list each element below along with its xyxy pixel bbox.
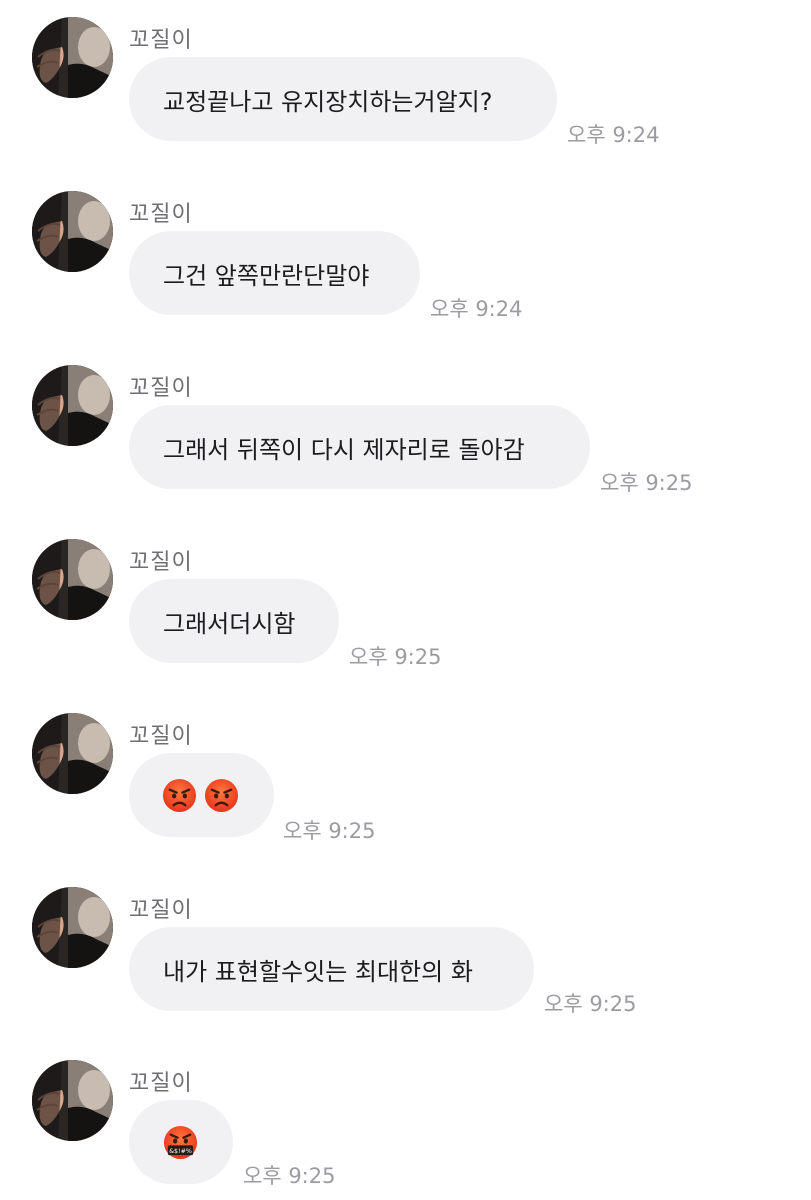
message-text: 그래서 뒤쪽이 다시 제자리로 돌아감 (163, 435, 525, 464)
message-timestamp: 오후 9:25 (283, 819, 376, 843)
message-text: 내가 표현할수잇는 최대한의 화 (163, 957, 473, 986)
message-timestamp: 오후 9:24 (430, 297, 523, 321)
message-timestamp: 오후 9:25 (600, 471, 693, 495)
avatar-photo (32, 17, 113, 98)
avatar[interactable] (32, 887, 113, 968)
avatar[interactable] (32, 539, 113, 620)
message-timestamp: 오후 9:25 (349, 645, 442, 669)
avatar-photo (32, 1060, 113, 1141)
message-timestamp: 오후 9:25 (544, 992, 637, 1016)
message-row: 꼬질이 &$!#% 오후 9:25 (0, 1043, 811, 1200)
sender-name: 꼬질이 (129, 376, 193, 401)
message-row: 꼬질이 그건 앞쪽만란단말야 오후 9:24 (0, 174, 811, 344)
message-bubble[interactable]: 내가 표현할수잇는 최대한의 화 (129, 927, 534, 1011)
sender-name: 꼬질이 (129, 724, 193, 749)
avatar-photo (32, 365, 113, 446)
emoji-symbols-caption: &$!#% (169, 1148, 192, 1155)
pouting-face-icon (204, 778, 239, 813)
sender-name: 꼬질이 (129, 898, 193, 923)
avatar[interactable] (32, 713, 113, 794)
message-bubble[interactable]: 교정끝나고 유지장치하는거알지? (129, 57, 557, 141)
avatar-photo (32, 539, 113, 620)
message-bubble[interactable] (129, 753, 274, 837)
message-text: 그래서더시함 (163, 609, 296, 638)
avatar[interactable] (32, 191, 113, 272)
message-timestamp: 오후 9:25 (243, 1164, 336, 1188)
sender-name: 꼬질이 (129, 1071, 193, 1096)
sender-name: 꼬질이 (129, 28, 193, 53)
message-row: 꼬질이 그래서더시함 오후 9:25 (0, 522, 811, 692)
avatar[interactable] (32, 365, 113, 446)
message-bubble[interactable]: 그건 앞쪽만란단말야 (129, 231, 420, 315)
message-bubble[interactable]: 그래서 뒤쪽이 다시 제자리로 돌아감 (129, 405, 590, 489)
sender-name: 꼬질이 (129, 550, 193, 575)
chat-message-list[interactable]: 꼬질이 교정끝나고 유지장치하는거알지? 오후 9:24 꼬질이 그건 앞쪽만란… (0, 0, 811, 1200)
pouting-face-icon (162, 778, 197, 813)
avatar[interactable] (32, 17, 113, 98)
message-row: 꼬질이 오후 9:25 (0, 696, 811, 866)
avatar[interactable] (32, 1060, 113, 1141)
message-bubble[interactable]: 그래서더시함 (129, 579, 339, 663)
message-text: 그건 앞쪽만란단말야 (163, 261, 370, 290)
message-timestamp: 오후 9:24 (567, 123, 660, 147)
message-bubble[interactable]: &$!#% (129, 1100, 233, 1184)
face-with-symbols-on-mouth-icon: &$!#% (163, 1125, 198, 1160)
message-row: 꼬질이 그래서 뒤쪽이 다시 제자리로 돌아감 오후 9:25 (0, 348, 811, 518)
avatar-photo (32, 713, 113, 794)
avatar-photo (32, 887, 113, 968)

(Work required): Rewrite the records above, swapping every "message-timestamp" for "message-time" and changing nothing else. Leave the pictures out of your answer.

(Output for this task):
list each element below along with its xyxy pixel bbox.
message-text: 그래서 뒤쪽이 다시 제자리로 돌아감 (163, 435, 525, 464)
message-time: 오후 9:25 (283, 819, 376, 843)
message-text: 내가 표현할수잇는 최대한의 화 (163, 957, 473, 986)
message-time: 오후 9:24 (430, 297, 523, 321)
message-time: 오후 9:25 (600, 471, 693, 495)
avatar-photo (32, 17, 113, 98)
avatar[interactable] (32, 887, 113, 968)
avatar[interactable] (32, 539, 113, 620)
message-time: 오후 9:25 (349, 645, 442, 669)
avatar-photo (32, 1060, 113, 1141)
message-time: 오후 9:25 (544, 992, 637, 1016)
message-row: 꼬질이 &$!#% 오후 9:25 (0, 1043, 811, 1200)
sender-name: 꼬질이 (129, 376, 193, 401)
message-row: 꼬질이 그건 앞쪽만란단말야 오후 9:24 (0, 174, 811, 344)
message-bubble[interactable]: 내가 표현할수잇는 최대한의 화 (129, 927, 534, 1011)
sender-name: 꼬질이 (129, 724, 193, 749)
avatar-photo (32, 365, 113, 446)
emoji-symbols-caption: &$!#% (169, 1148, 192, 1155)
pouting-face-icon (204, 778, 239, 813)
sender-name: 꼬질이 (129, 898, 193, 923)
avatar[interactable] (32, 713, 113, 794)
message-bubble[interactable]: 교정끝나고 유지장치하는거알지? (129, 57, 557, 141)
avatar-photo (32, 539, 113, 620)
message-bubble[interactable] (129, 753, 274, 837)
message-text: 그래서더시함 (163, 609, 296, 638)
avatar[interactable] (32, 191, 113, 272)
message-time: 오후 9:25 (243, 1164, 336, 1188)
sender-name: 꼬질이 (129, 1071, 193, 1096)
sender-name: 꼬질이 (129, 28, 193, 53)
message-row: 꼬질이 그래서더시함 오후 9:25 (0, 522, 811, 692)
avatar[interactable] (32, 365, 113, 446)
message-bubble[interactable]: 그건 앞쪽만란단말야 (129, 231, 420, 315)
message-bubble[interactable]: 그래서 뒤쪽이 다시 제자리로 돌아감 (129, 405, 590, 489)
sender-name: 꼬질이 (129, 550, 193, 575)
chat-message-list[interactable]: 꼬질이 교정끝나고 유지장치하는거알지? 오후 9:24 꼬질이 그건 앞쪽만란… (0, 0, 811, 1200)
pouting-face-icon (162, 778, 197, 813)
avatar[interactable] (32, 17, 113, 98)
message-row: 꼬질이 오후 9:25 (0, 696, 811, 866)
avatar[interactable] (32, 1060, 113, 1141)
message-bubble[interactable]: 그래서더시함 (129, 579, 339, 663)
message-text: 그건 앞쪽만란단말야 (163, 261, 370, 290)
message-time: 오후 9:24 (567, 123, 660, 147)
message-bubble[interactable]: &$!#% (129, 1100, 233, 1184)
face-with-symbols-on-mouth-icon: &$!#% (163, 1125, 198, 1160)
message-row: 꼬질이 그래서 뒤쪽이 다시 제자리로 돌아감 오후 9:25 (0, 348, 811, 518)
avatar-photo (32, 713, 113, 794)
avatar-photo (32, 887, 113, 968)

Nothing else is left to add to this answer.